=== TASK DIRECTIONS ===
The listing must be reproduced in full, exactly as it stands.

——

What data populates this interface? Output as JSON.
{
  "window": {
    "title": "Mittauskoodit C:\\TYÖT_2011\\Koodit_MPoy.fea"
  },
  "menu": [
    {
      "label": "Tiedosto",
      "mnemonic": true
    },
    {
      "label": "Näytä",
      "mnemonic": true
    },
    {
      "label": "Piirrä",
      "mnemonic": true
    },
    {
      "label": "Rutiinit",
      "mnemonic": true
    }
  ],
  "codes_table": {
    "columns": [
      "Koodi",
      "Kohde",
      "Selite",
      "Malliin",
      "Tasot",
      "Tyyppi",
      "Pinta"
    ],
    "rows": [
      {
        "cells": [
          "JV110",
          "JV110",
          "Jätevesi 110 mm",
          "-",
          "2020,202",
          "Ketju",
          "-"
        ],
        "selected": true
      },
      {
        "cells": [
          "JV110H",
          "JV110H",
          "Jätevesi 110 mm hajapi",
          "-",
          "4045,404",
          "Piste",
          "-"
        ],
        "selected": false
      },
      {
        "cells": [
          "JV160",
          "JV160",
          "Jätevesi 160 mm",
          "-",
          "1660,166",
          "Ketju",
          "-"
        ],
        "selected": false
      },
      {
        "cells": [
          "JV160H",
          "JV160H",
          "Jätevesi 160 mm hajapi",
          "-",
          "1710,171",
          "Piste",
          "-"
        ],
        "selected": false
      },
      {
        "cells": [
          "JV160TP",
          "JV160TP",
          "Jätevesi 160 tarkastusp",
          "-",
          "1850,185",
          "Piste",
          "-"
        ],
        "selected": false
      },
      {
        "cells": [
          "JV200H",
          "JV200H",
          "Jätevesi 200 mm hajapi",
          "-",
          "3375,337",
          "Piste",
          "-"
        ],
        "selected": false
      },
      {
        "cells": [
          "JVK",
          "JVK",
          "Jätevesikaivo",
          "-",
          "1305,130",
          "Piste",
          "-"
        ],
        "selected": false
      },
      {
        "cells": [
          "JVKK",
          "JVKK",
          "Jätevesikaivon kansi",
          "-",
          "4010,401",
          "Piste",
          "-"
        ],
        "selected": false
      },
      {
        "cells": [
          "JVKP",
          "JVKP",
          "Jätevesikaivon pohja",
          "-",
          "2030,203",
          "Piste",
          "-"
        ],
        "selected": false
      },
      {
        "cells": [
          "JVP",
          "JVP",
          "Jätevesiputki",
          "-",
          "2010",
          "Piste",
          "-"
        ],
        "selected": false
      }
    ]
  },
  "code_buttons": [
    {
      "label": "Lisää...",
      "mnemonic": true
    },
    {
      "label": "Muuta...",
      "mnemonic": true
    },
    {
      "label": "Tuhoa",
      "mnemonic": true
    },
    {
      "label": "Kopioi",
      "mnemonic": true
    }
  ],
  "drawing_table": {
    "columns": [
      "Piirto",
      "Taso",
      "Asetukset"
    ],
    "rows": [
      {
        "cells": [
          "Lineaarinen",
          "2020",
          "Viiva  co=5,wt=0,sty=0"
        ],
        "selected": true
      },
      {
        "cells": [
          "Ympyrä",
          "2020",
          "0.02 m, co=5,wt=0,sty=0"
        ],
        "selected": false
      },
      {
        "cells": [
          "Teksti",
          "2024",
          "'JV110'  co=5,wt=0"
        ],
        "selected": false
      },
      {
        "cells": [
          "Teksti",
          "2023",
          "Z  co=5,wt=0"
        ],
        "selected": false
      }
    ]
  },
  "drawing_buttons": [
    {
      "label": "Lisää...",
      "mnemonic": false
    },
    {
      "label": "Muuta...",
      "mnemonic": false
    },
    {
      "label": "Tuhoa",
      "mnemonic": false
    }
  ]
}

——

=== FINAL RESULT ===
What data populates this interface? Output as JSON.
{
  "window": {
    "title": "Mittauskoodit C:\\TYÖT_2011\\Koodit_MPoy.fea"
  },
  "menu": [
    {
      "label": "Tiedosto",
      "mnemonic": true
    },
    {
      "label": "Näytä",
      "mnemonic": true
    },
    {
      "label": "Piirrä",
      "mnemonic": true
    },
    {
      "label": "Rutiinit",
      "mnemonic": true
    }
  ],
  "codes_table": {
    "columns": [
      "Koodi",
      "Kohde",
      "Selite",
      "Malliin",
      "Tasot",
      "Tyyppi",
      "Pinta"
    ],
    "rows": [
      {
        "cells": [
          "JV110",
          "JV110",
          "Jätevesi 110 mm",
          "-",
          "2020,202",
          "Ketju",
          "-"
        ],
        "selected": true
      },
      {
        "cells": [
          "JV110H",
          "JV110H",
          "Jätevesi 110 mm hajapi",
          "-",
          "4045,404",
          "Piste",
          "-"
        ],
        "selected": false
      },
      {
        "cells": [
          "JV160",
          "JV160",
          "Jätevesi 160 mm",
          "-",
          "1660,166",
          "Ketju",
          "-"
        ],
        "selected": false
      },
      {
        "cells": [
          "JV160H",
          "JV160H",
          "Jätevesi 160 mm hajapi",
          "-",
          "1710,171",
          "Piste",
          "-"
        ],
        "selected": false
      },
      {
        "cells": [
          "JV160TP",
          "JV160TP",
          "Jätevesi 160 tarkastusp",
          "-",
          "1850,185",
          "Piste",
          "-"
        ],
        "selected": false
      },
      {
        "cells": [
          "JV200H",
          "JV200H",
          "Jätevesi 200 mm hajapi",
          "-",
          "3375,337",
          "Piste",
          "-"
        ],
        "selected": false
      },
      {
        "cells": [
          "JVK",
          "JVK",
          "Jätevesikaivo",
          "-",
          "1305,130",
          "Piste",
          "-"
        ],
        "selected": false
      },
      {
        "cells": [
          "JVKK",
          "JVKK",
          "Jätevesikaivon kansi",
          "-",
          "4010,401",
          "Piste",
          "-"
        ],
        "selected": false
      },
      {
        "cells": [
          "JVKP",
          "JVKP",
          "Jätevesikaivon pohja",
          "-",
          "2030,203",
          "Piste",
          "-"
        ],
        "selected": false
      },
      {
        "cells": [
          "JVP",
          "JVP",
          "Jätevesiputki",
          "-",
          "2010",
          "Piste",
          "-"
        ],
        "selected": false
      }
    ]
  },
  "code_buttons": [
    {
      "label": "Lisää...",
      "mnemonic": true
    },
    {
      "label": "Muuta...",
      "mnemonic": true
    },
    {
      "label": "Tuhoa",
      "mnemonic": true
    },
    {
      "label": "Kopioi",
      "mnemonic": true
    }
  ],
  "drawing_table": {
    "columns": [
      "Piirto",
      "Taso",
      "Asetukset"
    ],
    "rows": [
      {
        "cells": [
          "Lineaarinen",
          "2020",
          "Viiva  co=5,wt=0,sty=0"
        ],
        "selected": true
      },
      {
        "cells": [
          "Ympyrä",
          "2020",
          "0.02 m, co=5,wt=0,sty=0"
        ],
        "selected": false
      },
      {
        "cells": [
          "Teksti",
          "2024",
          "'JV110'  co=5,wt=0"
        ],
        "selected": false
      },
      {
        "cells": [
          "Teksti",
          "2023",
          "Z  co=5,wt=0"
        ],
        "selected": false
      }
    ]
  },
  "drawing_buttons": [
    {
      "label": "Lisää...",
      "mnemonic": false
    },
    {
      "label": "Muuta...",
      "mnemonic": false
    },
    {
      "label": "Tuhoa",
      "mnemonic": false
    }
  ]
}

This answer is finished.